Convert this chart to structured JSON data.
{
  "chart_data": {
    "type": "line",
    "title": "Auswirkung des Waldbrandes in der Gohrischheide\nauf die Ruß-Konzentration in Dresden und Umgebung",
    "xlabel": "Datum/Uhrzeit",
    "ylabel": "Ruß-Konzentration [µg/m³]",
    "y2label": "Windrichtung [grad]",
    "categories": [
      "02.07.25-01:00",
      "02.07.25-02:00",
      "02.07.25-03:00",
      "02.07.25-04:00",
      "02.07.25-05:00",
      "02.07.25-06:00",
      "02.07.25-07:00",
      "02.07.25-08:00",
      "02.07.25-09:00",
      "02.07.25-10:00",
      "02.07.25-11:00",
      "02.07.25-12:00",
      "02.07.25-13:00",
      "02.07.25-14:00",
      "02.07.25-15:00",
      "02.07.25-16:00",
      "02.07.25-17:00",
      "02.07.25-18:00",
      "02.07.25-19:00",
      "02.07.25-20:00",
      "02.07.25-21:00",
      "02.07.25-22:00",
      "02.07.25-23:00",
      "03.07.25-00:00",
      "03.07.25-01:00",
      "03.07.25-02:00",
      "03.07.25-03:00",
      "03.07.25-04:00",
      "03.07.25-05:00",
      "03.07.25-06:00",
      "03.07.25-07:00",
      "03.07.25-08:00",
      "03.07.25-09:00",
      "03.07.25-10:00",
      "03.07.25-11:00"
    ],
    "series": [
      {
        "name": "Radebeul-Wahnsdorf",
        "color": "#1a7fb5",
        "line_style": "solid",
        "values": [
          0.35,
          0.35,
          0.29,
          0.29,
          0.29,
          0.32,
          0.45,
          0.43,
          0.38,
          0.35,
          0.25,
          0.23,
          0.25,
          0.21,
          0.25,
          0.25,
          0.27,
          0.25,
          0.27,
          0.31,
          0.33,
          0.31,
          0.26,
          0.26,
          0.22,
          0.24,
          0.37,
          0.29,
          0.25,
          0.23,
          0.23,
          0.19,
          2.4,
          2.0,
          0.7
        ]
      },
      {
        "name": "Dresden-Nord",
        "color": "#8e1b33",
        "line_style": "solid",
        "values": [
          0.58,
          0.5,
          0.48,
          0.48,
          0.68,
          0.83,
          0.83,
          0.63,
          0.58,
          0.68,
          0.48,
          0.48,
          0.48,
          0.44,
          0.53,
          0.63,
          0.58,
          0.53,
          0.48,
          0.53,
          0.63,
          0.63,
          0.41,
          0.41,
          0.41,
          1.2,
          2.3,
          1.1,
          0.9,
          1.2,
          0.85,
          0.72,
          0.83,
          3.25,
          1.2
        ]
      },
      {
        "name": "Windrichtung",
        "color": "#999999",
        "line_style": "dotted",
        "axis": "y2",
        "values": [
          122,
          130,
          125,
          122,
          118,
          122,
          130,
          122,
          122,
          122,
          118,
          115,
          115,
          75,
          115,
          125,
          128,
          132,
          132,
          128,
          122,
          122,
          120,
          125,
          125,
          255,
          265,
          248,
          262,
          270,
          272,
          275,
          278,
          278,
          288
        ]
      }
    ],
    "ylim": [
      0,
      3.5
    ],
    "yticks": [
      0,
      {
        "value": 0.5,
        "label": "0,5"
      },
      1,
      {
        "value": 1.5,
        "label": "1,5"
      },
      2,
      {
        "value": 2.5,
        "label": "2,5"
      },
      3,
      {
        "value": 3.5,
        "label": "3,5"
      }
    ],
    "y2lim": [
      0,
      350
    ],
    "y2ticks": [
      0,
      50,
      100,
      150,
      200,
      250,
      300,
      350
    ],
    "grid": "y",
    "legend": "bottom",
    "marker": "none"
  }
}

*EXERCISE BRIEF*: Set down every line of the listing above again, exactly as given.

*SOLUTION FOR THIS PROBLEM*:
Convert this chart to structured JSON data.
{
  "chart_data": {
    "type": "line",
    "title": "Auswirkung des Waldbrandes in der Gohrischheide\nauf die Ruß-Konzentration in Dresden und Umgebung",
    "xlabel": "Datum/Uhrzeit",
    "ylabel": "Ruß-Konzentration [µg/m³]",
    "y2label": "Windrichtung [grad]",
    "categories": [
      "02.07.25-01:00",
      "02.07.25-02:00",
      "02.07.25-03:00",
      "02.07.25-04:00",
      "02.07.25-05:00",
      "02.07.25-06:00",
      "02.07.25-07:00",
      "02.07.25-08:00",
      "02.07.25-09:00",
      "02.07.25-10:00",
      "02.07.25-11:00",
      "02.07.25-12:00",
      "02.07.25-13:00",
      "02.07.25-14:00",
      "02.07.25-15:00",
      "02.07.25-16:00",
      "02.07.25-17:00",
      "02.07.25-18:00",
      "02.07.25-19:00",
      "02.07.25-20:00",
      "02.07.25-21:00",
      "02.07.25-22:00",
      "02.07.25-23:00",
      "03.07.25-00:00",
      "03.07.25-01:00",
      "03.07.25-02:00",
      "03.07.25-03:00",
      "03.07.25-04:00",
      "03.07.25-05:00",
      "03.07.25-06:00",
      "03.07.25-07:00",
      "03.07.25-08:00",
      "03.07.25-09:00",
      "03.07.25-10:00",
      "03.07.25-11:00"
    ],
    "series": [
      {
        "name": "Radebeul-Wahnsdorf",
        "color": "#1a7fb5",
        "line_style": "solid",
        "values": [
          0.35,
          0.35,
          0.29,
          0.29,
          0.29,
          0.32,
          0.45,
          0.43,
          0.38,
          0.35,
          0.25,
          0.23,
          0.25,
          0.21,
          0.25,
          0.25,
          0.27,
          0.25,
          0.27,
          0.31,
          0.33,
          0.31,
          0.26,
          0.26,
          0.22,
          0.24,
          0.37,
          0.29,
          0.25,
          0.23,
          0.23,
          0.19,
          2.4,
          2.0,
          0.7
        ]
      },
      {
        "name": "Dresden-Nord",
        "color": "#8e1b33",
        "line_style": "solid",
        "values": [
          0.58,
          0.5,
          0.48,
          0.48,
          0.68,
          0.83,
          0.83,
          0.63,
          0.58,
          0.68,
          0.48,
          0.48,
          0.48,
          0.44,
          0.53,
          0.63,
          0.58,
          0.53,
          0.48,
          0.53,
          0.63,
          0.63,
          0.41,
          0.41,
          0.41,
          1.2,
          2.3,
          1.1,
          0.9,
          1.2,
          0.85,
          0.72,
          0.83,
          3.25,
          1.2
        ]
      },
      {
        "name": "Windrichtung",
        "color": "#999999",
        "line_style": "dotted",
        "axis": "y2",
        "values": [
          122,
          130,
          125,
          122,
          118,
          122,
          130,
          122,
          122,
          122,
          118,
          115,
          115,
          75,
          115,
          125,
          128,
          132,
          132,
          128,
          122,
          122,
          120,
          125,
          125,
          255,
          265,
          248,
          262,
          270,
          272,
          275,
          278,
          278,
          288
        ]
      }
    ],
    "ylim": [
      0,
      3.5
    ],
    "yticks": [
      0,
      {
        "value": 0.5,
        "label": "0,5"
      },
      1,
      {
        "value": 1.5,
        "label": "1,5"
      },
      2,
      {
        "value": 2.5,
        "label": "2,5"
      },
      3,
      {
        "value": 3.5,
        "label": "3,5"
      }
    ],
    "y2lim": [
      0,
      350
    ],
    "y2ticks": [
      0,
      50,
      100,
      150,
      200,
      250,
      300,
      350
    ],
    "grid": "y",
    "legend": "bottom",
    "marker": "none"
  }
}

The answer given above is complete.